▸ WHAT IS NEEDED: Copy out each line containing "Width" from the entries below.
START MATERIAL SHOWN
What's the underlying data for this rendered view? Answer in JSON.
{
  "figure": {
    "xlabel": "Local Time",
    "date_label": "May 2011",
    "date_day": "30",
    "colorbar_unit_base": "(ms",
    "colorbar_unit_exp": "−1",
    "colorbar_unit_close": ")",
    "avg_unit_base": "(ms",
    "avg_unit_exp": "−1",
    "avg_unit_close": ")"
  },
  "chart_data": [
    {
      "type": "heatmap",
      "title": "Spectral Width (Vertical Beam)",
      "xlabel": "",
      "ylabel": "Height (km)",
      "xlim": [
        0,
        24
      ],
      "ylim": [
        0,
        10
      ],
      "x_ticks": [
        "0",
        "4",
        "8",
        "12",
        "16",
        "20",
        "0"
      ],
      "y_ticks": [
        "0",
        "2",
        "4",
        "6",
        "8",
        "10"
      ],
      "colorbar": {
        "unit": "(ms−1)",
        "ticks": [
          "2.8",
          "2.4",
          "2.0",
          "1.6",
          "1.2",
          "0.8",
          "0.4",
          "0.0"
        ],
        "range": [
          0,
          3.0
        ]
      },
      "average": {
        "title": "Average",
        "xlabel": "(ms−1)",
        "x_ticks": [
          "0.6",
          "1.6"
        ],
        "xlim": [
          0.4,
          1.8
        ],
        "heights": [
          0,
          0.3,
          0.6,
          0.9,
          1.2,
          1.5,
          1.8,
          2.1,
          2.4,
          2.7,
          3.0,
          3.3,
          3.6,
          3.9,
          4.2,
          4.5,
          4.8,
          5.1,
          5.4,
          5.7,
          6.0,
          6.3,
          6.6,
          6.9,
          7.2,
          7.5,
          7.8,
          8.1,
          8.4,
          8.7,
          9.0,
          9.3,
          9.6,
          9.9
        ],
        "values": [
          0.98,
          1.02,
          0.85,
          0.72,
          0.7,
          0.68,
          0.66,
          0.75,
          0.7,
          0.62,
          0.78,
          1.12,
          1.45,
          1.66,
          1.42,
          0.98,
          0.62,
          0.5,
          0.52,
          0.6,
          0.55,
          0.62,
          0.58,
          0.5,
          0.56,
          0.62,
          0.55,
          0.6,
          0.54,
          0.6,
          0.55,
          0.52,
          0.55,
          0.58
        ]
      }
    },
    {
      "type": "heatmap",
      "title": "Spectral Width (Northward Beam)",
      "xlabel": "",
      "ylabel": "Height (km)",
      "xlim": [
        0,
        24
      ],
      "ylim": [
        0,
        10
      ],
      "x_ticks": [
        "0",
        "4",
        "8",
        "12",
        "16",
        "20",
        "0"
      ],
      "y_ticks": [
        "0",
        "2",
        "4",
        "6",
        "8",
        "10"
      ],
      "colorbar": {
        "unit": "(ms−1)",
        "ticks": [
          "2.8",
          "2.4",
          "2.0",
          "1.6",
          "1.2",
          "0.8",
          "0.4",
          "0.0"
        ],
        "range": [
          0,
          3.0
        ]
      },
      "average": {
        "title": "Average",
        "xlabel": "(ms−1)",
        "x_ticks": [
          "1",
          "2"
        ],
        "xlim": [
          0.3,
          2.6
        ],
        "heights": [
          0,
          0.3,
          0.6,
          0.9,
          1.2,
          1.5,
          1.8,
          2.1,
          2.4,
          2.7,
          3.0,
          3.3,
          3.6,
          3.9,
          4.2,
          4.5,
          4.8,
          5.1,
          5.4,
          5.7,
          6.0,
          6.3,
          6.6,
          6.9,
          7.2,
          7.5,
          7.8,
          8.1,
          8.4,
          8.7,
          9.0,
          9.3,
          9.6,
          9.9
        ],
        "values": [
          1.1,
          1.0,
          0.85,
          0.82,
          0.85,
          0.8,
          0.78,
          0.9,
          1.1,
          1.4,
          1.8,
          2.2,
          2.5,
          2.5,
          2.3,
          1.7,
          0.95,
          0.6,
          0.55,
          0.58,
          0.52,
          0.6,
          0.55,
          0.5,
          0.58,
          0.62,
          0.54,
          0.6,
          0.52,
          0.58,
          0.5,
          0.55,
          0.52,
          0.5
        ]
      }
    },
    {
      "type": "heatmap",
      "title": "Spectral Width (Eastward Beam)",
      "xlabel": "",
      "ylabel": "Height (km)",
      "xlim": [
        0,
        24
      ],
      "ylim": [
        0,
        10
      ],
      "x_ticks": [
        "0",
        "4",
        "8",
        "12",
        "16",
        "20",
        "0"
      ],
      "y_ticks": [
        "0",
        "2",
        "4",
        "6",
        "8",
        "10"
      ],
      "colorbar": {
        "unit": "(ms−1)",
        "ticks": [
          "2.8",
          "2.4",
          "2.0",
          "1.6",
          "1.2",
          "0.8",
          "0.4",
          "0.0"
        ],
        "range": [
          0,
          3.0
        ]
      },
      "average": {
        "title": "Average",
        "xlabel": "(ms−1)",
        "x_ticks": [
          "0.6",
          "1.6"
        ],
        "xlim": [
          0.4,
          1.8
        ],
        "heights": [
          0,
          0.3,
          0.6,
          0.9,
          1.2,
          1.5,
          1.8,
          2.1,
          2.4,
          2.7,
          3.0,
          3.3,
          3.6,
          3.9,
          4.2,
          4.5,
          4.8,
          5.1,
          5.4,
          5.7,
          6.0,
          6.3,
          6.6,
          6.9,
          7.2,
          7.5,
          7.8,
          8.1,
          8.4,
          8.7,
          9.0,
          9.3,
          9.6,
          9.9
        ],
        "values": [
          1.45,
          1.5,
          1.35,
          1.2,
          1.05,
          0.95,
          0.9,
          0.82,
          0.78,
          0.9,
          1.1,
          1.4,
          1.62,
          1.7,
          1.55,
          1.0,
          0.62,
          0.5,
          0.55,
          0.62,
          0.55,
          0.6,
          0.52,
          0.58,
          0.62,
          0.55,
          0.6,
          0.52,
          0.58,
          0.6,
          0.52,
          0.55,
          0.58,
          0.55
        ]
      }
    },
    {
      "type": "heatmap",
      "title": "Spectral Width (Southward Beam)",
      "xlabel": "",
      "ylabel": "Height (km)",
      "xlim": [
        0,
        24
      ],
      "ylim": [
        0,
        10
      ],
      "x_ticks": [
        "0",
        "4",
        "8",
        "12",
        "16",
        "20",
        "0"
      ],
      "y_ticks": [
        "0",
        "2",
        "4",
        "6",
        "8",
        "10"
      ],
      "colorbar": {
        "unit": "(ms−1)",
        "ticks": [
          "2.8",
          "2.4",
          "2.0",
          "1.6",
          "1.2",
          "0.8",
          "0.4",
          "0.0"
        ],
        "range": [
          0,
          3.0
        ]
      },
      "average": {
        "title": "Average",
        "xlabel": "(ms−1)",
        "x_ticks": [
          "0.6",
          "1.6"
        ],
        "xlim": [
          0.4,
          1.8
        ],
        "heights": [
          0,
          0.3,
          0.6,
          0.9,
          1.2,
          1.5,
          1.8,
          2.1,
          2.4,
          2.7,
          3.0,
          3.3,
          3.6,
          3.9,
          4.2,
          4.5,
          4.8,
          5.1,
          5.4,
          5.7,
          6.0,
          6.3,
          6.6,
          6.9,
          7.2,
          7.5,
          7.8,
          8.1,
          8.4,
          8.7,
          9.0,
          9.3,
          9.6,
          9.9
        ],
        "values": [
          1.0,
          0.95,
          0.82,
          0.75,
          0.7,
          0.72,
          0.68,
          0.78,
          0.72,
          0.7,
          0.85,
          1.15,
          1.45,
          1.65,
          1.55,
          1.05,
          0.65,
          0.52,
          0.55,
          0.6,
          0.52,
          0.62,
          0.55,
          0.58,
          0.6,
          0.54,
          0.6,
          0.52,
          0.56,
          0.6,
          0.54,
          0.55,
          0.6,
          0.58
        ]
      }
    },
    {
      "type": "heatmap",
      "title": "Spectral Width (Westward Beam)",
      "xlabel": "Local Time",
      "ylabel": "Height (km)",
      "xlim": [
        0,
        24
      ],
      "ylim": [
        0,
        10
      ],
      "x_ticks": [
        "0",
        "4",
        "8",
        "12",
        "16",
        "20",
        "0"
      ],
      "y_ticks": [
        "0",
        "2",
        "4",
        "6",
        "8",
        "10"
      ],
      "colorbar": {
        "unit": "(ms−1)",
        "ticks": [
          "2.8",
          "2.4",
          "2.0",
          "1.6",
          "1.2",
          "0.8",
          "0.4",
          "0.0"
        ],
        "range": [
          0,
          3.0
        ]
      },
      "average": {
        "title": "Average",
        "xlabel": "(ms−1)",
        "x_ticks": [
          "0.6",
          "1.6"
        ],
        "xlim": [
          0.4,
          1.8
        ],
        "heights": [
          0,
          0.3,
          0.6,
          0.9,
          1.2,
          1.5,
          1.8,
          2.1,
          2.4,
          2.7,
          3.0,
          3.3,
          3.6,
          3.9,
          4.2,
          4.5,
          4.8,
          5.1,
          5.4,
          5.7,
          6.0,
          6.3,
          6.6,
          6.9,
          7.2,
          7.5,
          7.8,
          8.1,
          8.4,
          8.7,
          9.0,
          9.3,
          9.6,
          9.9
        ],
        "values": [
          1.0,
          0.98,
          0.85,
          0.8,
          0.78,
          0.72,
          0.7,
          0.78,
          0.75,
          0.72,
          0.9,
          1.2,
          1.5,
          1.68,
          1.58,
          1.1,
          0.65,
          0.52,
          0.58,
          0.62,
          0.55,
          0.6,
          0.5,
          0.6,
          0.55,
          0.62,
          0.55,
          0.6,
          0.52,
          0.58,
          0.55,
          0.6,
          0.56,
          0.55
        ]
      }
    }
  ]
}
END MATERIAL SHOWN
▸ TASK RESULT:
      "title": "Spectral Width (Vertical Beam)",
      "title": "Spectral Width (Northward Beam)",
      "title": "Spectral Width (Eastward Beam)",
      "title": "Spectral Width (Southward Beam)",
      "title": "Spectral Width (Westward Beam)",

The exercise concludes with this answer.